Stored records
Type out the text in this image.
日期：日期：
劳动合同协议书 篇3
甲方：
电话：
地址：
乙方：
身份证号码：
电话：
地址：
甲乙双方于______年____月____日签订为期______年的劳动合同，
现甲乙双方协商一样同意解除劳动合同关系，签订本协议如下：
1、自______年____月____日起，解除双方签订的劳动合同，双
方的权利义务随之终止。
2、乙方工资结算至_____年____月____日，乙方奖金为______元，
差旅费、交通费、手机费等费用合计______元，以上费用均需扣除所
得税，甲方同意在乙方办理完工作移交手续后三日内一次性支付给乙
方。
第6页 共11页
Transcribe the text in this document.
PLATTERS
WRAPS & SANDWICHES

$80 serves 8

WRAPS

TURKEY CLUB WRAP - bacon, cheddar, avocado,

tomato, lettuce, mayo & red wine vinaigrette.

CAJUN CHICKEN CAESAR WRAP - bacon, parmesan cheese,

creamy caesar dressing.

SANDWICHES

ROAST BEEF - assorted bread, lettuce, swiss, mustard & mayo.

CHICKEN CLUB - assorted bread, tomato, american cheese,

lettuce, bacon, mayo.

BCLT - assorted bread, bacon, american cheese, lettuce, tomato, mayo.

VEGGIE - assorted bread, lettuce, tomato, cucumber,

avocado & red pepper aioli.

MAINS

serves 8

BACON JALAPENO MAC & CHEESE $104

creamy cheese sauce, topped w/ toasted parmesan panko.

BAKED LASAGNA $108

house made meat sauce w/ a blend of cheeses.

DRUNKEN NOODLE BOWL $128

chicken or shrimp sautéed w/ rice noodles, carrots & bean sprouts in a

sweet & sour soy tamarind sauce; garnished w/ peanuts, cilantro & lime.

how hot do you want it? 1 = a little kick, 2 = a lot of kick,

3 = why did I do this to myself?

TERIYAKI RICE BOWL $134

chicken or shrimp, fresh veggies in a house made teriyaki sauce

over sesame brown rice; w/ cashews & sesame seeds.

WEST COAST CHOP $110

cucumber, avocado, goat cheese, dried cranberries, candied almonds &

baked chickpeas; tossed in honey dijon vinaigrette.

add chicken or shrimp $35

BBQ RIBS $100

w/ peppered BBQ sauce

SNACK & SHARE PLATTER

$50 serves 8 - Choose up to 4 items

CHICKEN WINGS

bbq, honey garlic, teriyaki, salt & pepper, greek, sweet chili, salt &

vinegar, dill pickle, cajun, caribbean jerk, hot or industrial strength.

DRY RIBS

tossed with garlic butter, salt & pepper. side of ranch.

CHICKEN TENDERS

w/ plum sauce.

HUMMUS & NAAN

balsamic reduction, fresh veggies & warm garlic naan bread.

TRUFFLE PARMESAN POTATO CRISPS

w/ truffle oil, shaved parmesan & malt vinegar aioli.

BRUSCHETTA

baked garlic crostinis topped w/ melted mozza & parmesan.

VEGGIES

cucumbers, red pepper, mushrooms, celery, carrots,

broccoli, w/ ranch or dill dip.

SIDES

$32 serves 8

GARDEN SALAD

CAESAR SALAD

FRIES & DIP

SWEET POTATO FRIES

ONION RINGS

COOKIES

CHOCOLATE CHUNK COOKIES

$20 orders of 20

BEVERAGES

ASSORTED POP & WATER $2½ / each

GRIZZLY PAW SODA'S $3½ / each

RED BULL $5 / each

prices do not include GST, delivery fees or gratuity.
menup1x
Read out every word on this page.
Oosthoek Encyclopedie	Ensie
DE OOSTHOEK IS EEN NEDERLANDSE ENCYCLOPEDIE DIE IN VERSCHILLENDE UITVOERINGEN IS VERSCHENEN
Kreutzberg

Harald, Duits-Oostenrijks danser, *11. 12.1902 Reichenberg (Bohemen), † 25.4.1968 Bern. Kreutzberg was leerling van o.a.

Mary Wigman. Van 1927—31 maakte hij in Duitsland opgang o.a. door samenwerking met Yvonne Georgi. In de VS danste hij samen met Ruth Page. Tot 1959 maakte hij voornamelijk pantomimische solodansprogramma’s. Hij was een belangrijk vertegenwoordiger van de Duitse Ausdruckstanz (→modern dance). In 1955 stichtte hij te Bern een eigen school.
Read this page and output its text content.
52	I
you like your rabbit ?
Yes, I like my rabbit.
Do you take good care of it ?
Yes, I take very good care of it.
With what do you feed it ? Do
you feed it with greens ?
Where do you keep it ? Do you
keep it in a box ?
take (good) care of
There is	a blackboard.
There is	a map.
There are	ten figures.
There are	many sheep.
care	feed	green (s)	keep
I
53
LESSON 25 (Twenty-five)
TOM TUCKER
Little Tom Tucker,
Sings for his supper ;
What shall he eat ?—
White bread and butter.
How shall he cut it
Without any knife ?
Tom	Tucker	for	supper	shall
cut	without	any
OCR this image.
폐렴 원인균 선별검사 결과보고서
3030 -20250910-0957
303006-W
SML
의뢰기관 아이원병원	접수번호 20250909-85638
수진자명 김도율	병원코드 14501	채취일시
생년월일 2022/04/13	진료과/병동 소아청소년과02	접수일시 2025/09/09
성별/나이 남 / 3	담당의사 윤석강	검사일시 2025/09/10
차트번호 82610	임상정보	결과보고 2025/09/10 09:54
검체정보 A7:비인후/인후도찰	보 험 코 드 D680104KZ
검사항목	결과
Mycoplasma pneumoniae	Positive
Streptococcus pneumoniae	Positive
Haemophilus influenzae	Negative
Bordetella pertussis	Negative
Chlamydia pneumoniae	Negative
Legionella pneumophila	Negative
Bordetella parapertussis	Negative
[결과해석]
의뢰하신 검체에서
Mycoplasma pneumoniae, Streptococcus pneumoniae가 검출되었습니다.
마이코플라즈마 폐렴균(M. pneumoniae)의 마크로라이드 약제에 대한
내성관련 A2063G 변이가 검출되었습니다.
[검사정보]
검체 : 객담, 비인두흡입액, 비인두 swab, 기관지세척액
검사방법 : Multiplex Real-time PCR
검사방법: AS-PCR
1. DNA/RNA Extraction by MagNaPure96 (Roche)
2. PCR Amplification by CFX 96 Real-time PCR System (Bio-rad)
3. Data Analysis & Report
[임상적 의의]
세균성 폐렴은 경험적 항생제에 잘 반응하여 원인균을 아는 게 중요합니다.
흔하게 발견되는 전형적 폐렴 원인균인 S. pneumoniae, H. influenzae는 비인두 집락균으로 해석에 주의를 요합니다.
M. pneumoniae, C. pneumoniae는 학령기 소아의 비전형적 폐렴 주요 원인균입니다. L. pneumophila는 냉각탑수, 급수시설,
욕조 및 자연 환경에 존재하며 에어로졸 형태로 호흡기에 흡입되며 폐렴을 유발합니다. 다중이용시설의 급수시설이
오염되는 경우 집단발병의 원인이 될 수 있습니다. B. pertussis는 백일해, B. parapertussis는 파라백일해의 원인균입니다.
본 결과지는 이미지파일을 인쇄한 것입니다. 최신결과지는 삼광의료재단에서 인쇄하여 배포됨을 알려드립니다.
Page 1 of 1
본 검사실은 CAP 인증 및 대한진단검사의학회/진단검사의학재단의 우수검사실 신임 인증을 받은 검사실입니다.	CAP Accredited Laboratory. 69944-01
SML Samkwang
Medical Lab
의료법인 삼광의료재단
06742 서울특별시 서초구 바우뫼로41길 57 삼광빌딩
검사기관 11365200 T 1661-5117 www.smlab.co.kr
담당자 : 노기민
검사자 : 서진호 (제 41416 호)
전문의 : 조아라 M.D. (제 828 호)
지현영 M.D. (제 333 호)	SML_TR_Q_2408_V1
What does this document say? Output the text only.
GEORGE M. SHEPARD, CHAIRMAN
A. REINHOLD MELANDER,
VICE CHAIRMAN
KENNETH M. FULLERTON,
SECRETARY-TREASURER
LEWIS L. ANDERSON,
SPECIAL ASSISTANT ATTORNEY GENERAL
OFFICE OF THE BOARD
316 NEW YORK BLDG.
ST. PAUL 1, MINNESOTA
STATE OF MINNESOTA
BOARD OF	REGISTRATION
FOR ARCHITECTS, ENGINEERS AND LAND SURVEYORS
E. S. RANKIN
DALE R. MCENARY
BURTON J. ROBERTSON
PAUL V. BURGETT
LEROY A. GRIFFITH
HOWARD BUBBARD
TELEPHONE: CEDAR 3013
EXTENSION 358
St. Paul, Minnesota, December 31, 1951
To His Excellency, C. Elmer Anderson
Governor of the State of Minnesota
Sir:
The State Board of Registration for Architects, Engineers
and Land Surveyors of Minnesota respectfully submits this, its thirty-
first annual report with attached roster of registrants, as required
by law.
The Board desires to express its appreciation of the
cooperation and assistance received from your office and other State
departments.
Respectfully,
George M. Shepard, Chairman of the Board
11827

### What you are asked to do
Locate "What does this" in the data above. Then repeat, exactly, its line and each line after it through the last, adding nothing.

### Problem solution
What does this document say? Output the text only.
GEORGE M. SHEPARD, CHAIRMAN
A. REINHOLD MELANDER,
VICE CHAIRMAN
KENNETH M. FULLERTON,
SECRETARY-TREASURER
LEWIS L. ANDERSON,
SPECIAL ASSISTANT ATTORNEY GENERAL
OFFICE OF THE BOARD
316 NEW YORK BLDG.
ST. PAUL 1, MINNESOTA
STATE OF MINNESOTA
BOARD OF	REGISTRATION
FOR ARCHITECTS, ENGINEERS AND LAND SURVEYORS
E. S. RANKIN
DALE R. MCENARY
BURTON J. ROBERTSON
PAUL V. BURGETT
LEROY A. GRIFFITH
HOWARD BUBBARD
TELEPHONE: CEDAR 3013
EXTENSION 358
St. Paul, Minnesota, December 31, 1951
To His Excellency, C. Elmer Anderson
Governor of the State of Minnesota
Sir:
The State Board of Registration for Architects, Engineers
and Land Surveyors of Minnesota respectfully submits this, its thirty-
first annual report with attached roster of registrants, as required
by law.
The Board desires to express its appreciation of the
cooperation and assistance received from your office and other State
departments.
Respectfully,
George M. Shepard, Chairman of the Board
11827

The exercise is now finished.